* [EXERCISE TASK] Quote the whole listing verbatim.

* [INPUT]

=-=-=

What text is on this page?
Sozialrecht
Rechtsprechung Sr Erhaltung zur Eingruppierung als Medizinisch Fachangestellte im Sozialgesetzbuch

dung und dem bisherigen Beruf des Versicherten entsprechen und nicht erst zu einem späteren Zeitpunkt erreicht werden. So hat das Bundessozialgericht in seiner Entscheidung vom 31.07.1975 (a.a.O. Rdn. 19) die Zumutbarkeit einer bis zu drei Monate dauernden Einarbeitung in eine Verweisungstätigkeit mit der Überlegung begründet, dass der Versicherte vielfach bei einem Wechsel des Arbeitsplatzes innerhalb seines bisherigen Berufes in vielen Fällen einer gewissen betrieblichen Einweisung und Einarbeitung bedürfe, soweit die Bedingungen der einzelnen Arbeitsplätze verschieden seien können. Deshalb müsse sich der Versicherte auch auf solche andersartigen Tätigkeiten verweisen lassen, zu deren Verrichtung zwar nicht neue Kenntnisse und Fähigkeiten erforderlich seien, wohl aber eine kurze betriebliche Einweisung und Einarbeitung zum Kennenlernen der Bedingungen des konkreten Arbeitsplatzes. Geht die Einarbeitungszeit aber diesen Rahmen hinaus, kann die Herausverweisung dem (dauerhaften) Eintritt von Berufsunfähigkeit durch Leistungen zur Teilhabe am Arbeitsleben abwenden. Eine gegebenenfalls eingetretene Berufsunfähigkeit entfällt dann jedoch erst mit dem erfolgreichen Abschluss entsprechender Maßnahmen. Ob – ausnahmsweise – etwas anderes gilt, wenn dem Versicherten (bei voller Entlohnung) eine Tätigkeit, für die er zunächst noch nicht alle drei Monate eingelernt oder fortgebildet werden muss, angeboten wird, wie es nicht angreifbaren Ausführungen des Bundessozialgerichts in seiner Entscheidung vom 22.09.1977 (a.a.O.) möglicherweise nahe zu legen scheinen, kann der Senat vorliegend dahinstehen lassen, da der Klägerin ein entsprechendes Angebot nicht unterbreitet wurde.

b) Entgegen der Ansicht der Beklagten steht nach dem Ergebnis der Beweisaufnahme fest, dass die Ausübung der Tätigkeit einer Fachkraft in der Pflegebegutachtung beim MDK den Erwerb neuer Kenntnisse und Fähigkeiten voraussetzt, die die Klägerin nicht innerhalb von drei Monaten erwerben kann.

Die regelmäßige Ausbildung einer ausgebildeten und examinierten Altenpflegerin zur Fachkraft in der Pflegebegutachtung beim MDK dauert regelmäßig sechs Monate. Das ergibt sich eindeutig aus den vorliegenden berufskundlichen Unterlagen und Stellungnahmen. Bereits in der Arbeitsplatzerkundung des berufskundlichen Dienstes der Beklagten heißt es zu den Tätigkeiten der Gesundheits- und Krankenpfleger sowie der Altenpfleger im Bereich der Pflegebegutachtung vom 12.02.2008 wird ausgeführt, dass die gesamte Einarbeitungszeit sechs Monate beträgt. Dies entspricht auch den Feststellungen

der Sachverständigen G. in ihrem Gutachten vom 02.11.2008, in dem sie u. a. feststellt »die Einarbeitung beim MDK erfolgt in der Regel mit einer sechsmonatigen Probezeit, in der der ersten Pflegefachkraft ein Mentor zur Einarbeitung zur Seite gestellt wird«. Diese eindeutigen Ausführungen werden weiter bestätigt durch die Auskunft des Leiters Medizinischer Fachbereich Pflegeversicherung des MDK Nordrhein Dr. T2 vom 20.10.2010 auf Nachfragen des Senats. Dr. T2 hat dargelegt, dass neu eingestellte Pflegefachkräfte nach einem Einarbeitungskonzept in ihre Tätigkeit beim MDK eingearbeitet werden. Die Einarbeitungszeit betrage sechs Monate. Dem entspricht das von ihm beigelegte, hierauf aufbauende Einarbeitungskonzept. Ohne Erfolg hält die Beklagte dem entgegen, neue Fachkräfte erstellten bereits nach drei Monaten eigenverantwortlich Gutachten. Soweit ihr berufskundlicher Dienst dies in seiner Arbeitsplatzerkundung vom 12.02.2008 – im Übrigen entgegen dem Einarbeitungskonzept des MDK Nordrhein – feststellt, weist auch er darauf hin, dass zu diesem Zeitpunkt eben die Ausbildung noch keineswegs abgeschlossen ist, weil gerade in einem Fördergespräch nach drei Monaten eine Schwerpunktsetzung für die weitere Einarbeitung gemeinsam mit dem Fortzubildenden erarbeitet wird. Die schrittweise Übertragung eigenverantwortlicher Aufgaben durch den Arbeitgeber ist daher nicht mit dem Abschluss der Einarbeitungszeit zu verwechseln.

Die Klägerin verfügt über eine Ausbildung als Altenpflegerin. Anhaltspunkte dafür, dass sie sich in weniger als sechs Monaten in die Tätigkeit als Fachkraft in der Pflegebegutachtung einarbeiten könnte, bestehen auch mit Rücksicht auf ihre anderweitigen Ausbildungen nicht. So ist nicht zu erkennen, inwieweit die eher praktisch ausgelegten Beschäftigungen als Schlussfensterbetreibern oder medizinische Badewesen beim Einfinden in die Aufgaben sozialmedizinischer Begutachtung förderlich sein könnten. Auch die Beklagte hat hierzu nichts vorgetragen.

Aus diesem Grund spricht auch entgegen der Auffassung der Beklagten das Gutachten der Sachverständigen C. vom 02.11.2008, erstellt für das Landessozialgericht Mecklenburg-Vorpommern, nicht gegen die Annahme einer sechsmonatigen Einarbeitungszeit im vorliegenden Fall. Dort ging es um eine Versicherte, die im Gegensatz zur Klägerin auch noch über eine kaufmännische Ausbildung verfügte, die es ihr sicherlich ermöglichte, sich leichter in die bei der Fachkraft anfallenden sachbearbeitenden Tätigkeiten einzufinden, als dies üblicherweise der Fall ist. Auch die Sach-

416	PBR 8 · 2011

=-=-=

* [FINISHED ANSWER]
What text is on this page?
Sozialrecht
Rechtsprechung Sr Erhaltung zur Eingruppierung als Medizinisch Fachangestellte im Sozialgesetzbuch

dung und dem bisherigen Beruf des Versicherten entsprechen und nicht erst zu einem späteren Zeitpunkt erreicht werden. So hat das Bundessozialgericht in seiner Entscheidung vom 31.07.1975 (a.a.O. Rdn. 19) die Zumutbarkeit einer bis zu drei Monate dauernden Einarbeitung in eine Verweisungstätigkeit mit der Überlegung begründet, dass der Versicherte vielfach bei einem Wechsel des Arbeitsplatzes innerhalb seines bisherigen Berufes in vielen Fällen einer gewissen betrieblichen Einweisung und Einarbeitung bedürfe, soweit die Bedingungen der einzelnen Arbeitsplätze verschieden seien können. Deshalb müsse sich der Versicherte auch auf solche andersartigen Tätigkeiten verweisen lassen, zu deren Verrichtung zwar nicht neue Kenntnisse und Fähigkeiten erforderlich seien, wohl aber eine kurze betriebliche Einweisung und Einarbeitung zum Kennenlernen der Bedingungen des konkreten Arbeitsplatzes. Geht die Einarbeitungszeit aber diesen Rahmen hinaus, kann die Herausverweisung dem (dauerhaften) Eintritt von Berufsunfähigkeit durch Leistungen zur Teilhabe am Arbeitsleben abwenden. Eine gegebenenfalls eingetretene Berufsunfähigkeit entfällt dann jedoch erst mit dem erfolgreichen Abschluss entsprechender Maßnahmen. Ob – ausnahmsweise – etwas anderes gilt, wenn dem Versicherten (bei voller Entlohnung) eine Tätigkeit, für die er zunächst noch nicht alle drei Monate eingelernt oder fortgebildet werden muss, angeboten wird, wie es nicht angreifbaren Ausführungen des Bundessozialgerichts in seiner Entscheidung vom 22.09.1977 (a.a.O.) möglicherweise nahe zu legen scheinen, kann der Senat vorliegend dahinstehen lassen, da der Klägerin ein entsprechendes Angebot nicht unterbreitet wurde.

b) Entgegen der Ansicht der Beklagten steht nach dem Ergebnis der Beweisaufnahme fest, dass die Ausübung der Tätigkeit einer Fachkraft in der Pflegebegutachtung beim MDK den Erwerb neuer Kenntnisse und Fähigkeiten voraussetzt, die die Klägerin nicht innerhalb von drei Monaten erwerben kann.

Die regelmäßige Ausbildung einer ausgebildeten und examinierten Altenpflegerin zur Fachkraft in der Pflegebegutachtung beim MDK dauert regelmäßig sechs Monate. Das ergibt sich eindeutig aus den vorliegenden berufskundlichen Unterlagen und Stellungnahmen. Bereits in der Arbeitsplatzerkundung des berufskundlichen Dienstes der Beklagten heißt es zu den Tätigkeiten der Gesundheits- und Krankenpfleger sowie der Altenpfleger im Bereich der Pflegebegutachtung vom 12.02.2008 wird ausgeführt, dass die gesamte Einarbeitungszeit sechs Monate beträgt. Dies entspricht auch den Feststellungen

der Sachverständigen G. in ihrem Gutachten vom 02.11.2008, in dem sie u. a. feststellt »die Einarbeitung beim MDK erfolgt in der Regel mit einer sechsmonatigen Probezeit, in der der ersten Pflegefachkraft ein Mentor zur Einarbeitung zur Seite gestellt wird«. Diese eindeutigen Ausführungen werden weiter bestätigt durch die Auskunft des Leiters Medizinischer Fachbereich Pflegeversicherung des MDK Nordrhein Dr. T2 vom 20.10.2010 auf Nachfragen des Senats. Dr. T2 hat dargelegt, dass neu eingestellte Pflegefachkräfte nach einem Einarbeitungskonzept in ihre Tätigkeit beim MDK eingearbeitet werden. Die Einarbeitungszeit betrage sechs Monate. Dem entspricht das von ihm beigelegte, hierauf aufbauende Einarbeitungskonzept. Ohne Erfolg hält die Beklagte dem entgegen, neue Fachkräfte erstellten bereits nach drei Monaten eigenverantwortlich Gutachten. Soweit ihr berufskundlicher Dienst dies in seiner Arbeitsplatzerkundung vom 12.02.2008 – im Übrigen entgegen dem Einarbeitungskonzept des MDK Nordrhein – feststellt, weist auch er darauf hin, dass zu diesem Zeitpunkt eben die Ausbildung noch keineswegs abgeschlossen ist, weil gerade in einem Fördergespräch nach drei Monaten eine Schwerpunktsetzung für die weitere Einarbeitung gemeinsam mit dem Fortzubildenden erarbeitet wird. Die schrittweise Übertragung eigenverantwortlicher Aufgaben durch den Arbeitgeber ist daher nicht mit dem Abschluss der Einarbeitungszeit zu verwechseln.

Die Klägerin verfügt über eine Ausbildung als Altenpflegerin. Anhaltspunkte dafür, dass sie sich in weniger als sechs Monaten in die Tätigkeit als Fachkraft in der Pflegebegutachtung einarbeiten könnte, bestehen auch mit Rücksicht auf ihre anderweitigen Ausbildungen nicht. So ist nicht zu erkennen, inwieweit die eher praktisch ausgelegten Beschäftigungen als Schlussfensterbetreibern oder medizinische Badewesen beim Einfinden in die Aufgaben sozialmedizinischer Begutachtung förderlich sein könnten. Auch die Beklagte hat hierzu nichts vorgetragen.

Aus diesem Grund spricht auch entgegen der Auffassung der Beklagten das Gutachten der Sachverständigen C. vom 02.11.2008, erstellt für das Landessozialgericht Mecklenburg-Vorpommern, nicht gegen die Annahme einer sechsmonatigen Einarbeitungszeit im vorliegenden Fall. Dort ging es um eine Versicherte, die im Gegensatz zur Klägerin auch noch über eine kaufmännische Ausbildung verfügte, die es ihr sicherlich ermöglichte, sich leichter in die bei der Fachkraft anfallenden sachbearbeitenden Tätigkeiten einzufinden, als dies üblicherweise der Fall ist. Auch die Sach-

416	PBR 8 · 2011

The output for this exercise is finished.